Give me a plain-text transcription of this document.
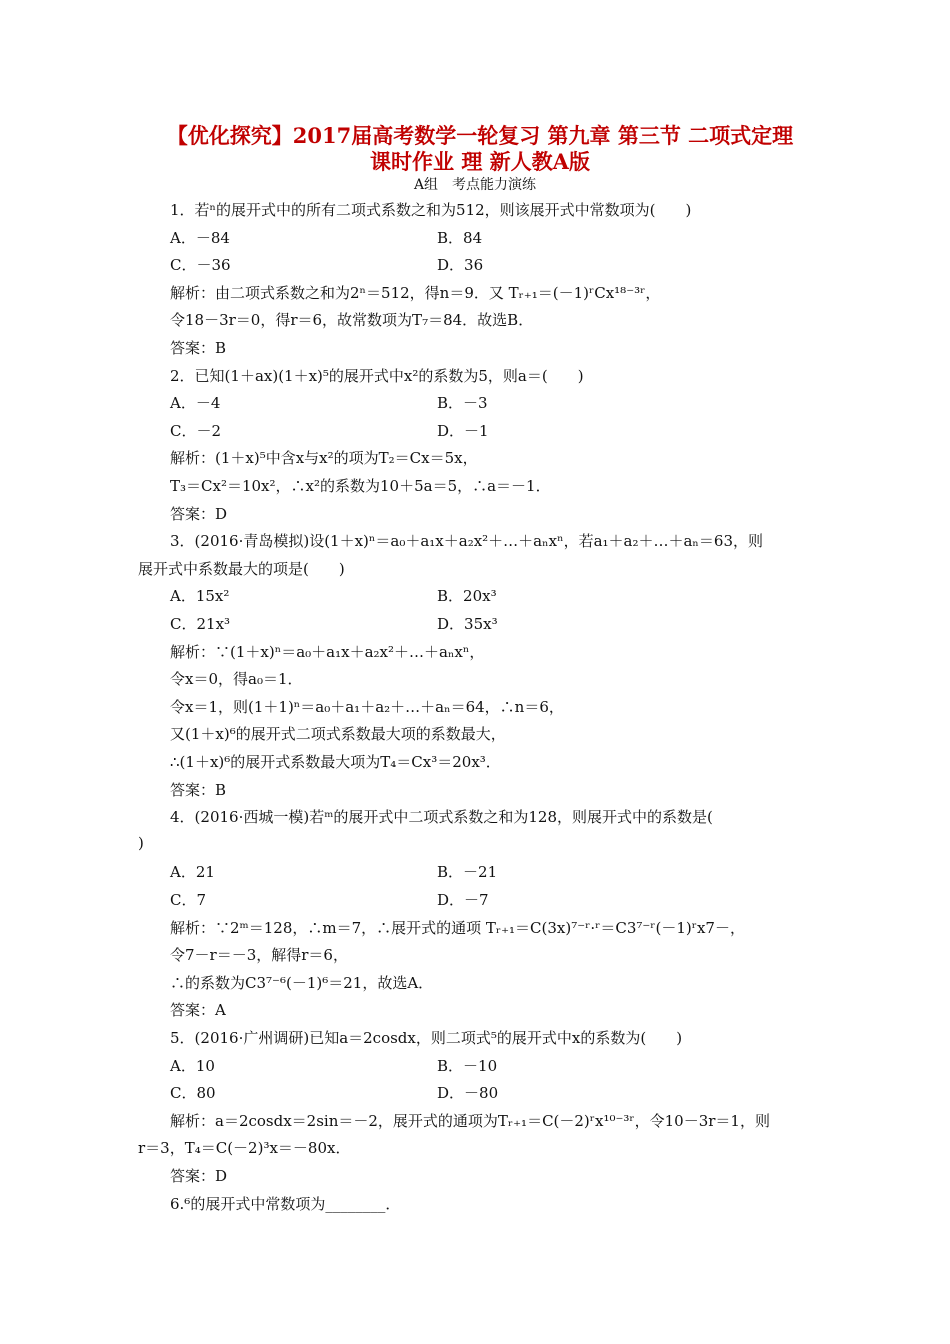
【优化探究】2017届高考数学一轮复习 第九章 第三节 二项式定理
课时作业 理 新人教A版
A组　考点能力演练
1．若ⁿ的展开式中的所有二项式系数之和为512，则该展开式中常数项为(　　)
A．－84	B．84
C．－36	D．36
解析：由二项式系数之和为2ⁿ＝512，得n＝9．又 Tᵣ₊₁＝(－1)ʳCx¹⁸⁻³ʳ，
令18－3r＝0，得r＝6，故常数项为T₇＝84．故选B．
答案：B
2．已知(1＋ax)(1＋x)⁵的展开式中x²的系数为5，则a＝(　　)
A．－4	B．－3
C．－2	D．－1
解析：(1＋x)⁵中含x与x²的项为T₂＝Cx＝5x，
T₃＝Cx²＝10x²，∴x²的系数为10＋5a＝5，∴a＝－1．
答案：D
3．(2016·青岛模拟)设(1＋x)ⁿ＝a₀＋a₁x＋a₂x²＋…＋aₙxⁿ，若a₁＋a₂＋…＋aₙ＝63，则
展开式中系数最大的项是(　　)
A．15x²	B．20x³
C．21x³	D．35x³
解析：∵(1＋x)ⁿ＝a₀＋a₁x＋a₂x²＋…＋aₙxⁿ，
令x＝0，得a₀＝1．
令x＝1，则(1＋1)ⁿ＝a₀＋a₁＋a₂＋…＋aₙ＝64，∴n＝6，
又(1＋x)⁶的展开式二项式系数最大项的系数最大，
∴(1＋x)⁶的展开式系数最大项为T₄＝Cx³＝20x³．
答案：B
4．(2016·西城一模)若ᵐ的展开式中二项式系数之和为128，则展开式中的系数是(
)
A．21	B．－21
C．7	D．－7
解析：∵2ᵐ＝128，∴m＝7，∴展开式的通项 Tᵣ₊₁＝C(3x)⁷⁻ʳ·ʳ＝C3⁷⁻ʳ(－1)ʳx7－，
令7－r＝－3，解得r＝6，
∴的系数为C3⁷⁻⁶(－1)⁶＝21，故选A．
答案：A
5．(2016·广州调研)已知a＝2cosdx，则二项式⁵的展开式中x的系数为(　　)
A．10	B．－10
C．80	D．－80
解析：a＝2cosdx＝2sin＝－2，展开式的通项为Tᵣ₊₁＝C(－2)ʳx¹⁰⁻³ʳ，令10－3r＝1，则
r＝3，T₄＝C(－2)³x＝－80x．
答案：D
6.⁶的展开式中常数项为________．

- - - -

- **WHAT TO DO**:
Transcribe every record above exactly, leaving out the pictures.

- **EXERCISE RESULT**:
Give me a plain-text transcription of this document.
【优化探究】2017届高考数学一轮复习 第九章 第三节 二项式定理
课时作业 理 新人教A版
A组　考点能力演练
1．若ⁿ的展开式中的所有二项式系数之和为512，则该展开式中常数项为(　　)
A．－84	B．84
C．－36	D．36
解析：由二项式系数之和为2ⁿ＝512，得n＝9．又 Tᵣ₊₁＝(－1)ʳCx¹⁸⁻³ʳ，
令18－3r＝0，得r＝6，故常数项为T₇＝84．故选B．
答案：B
2．已知(1＋ax)(1＋x)⁵的展开式中x²的系数为5，则a＝(　　)
A．－4	B．－3
C．－2	D．－1
解析：(1＋x)⁵中含x与x²的项为T₂＝Cx＝5x，
T₃＝Cx²＝10x²，∴x²的系数为10＋5a＝5，∴a＝－1．
答案：D
3．(2016·青岛模拟)设(1＋x)ⁿ＝a₀＋a₁x＋a₂x²＋…＋aₙxⁿ，若a₁＋a₂＋…＋aₙ＝63，则
展开式中系数最大的项是(　　)
A．15x²	B．20x³
C．21x³	D．35x³
解析：∵(1＋x)ⁿ＝a₀＋a₁x＋a₂x²＋…＋aₙxⁿ，
令x＝0，得a₀＝1．
令x＝1，则(1＋1)ⁿ＝a₀＋a₁＋a₂＋…＋aₙ＝64，∴n＝6，
又(1＋x)⁶的展开式二项式系数最大项的系数最大，
∴(1＋x)⁶的展开式系数最大项为T₄＝Cx³＝20x³．
答案：B
4．(2016·西城一模)若ᵐ的展开式中二项式系数之和为128，则展开式中的系数是(
)
A．21	B．－21
C．7	D．－7
解析：∵2ᵐ＝128，∴m＝7，∴展开式的通项 Tᵣ₊₁＝C(3x)⁷⁻ʳ·ʳ＝C3⁷⁻ʳ(－1)ʳx7－，
令7－r＝－3，解得r＝6，
∴的系数为C3⁷⁻⁶(－1)⁶＝21，故选A．
答案：A
5．(2016·广州调研)已知a＝2cosdx，则二项式⁵的展开式中x的系数为(　　)
A．10	B．－10
C．80	D．－80
解析：a＝2cosdx＝2sin＝－2，展开式的通项为Tᵣ₊₁＝C(－2)ʳx¹⁰⁻³ʳ，令10－3r＝1，则
r＝3，T₄＝C(－2)³x＝－80x．
答案：D
6.⁶的展开式中常数项为________．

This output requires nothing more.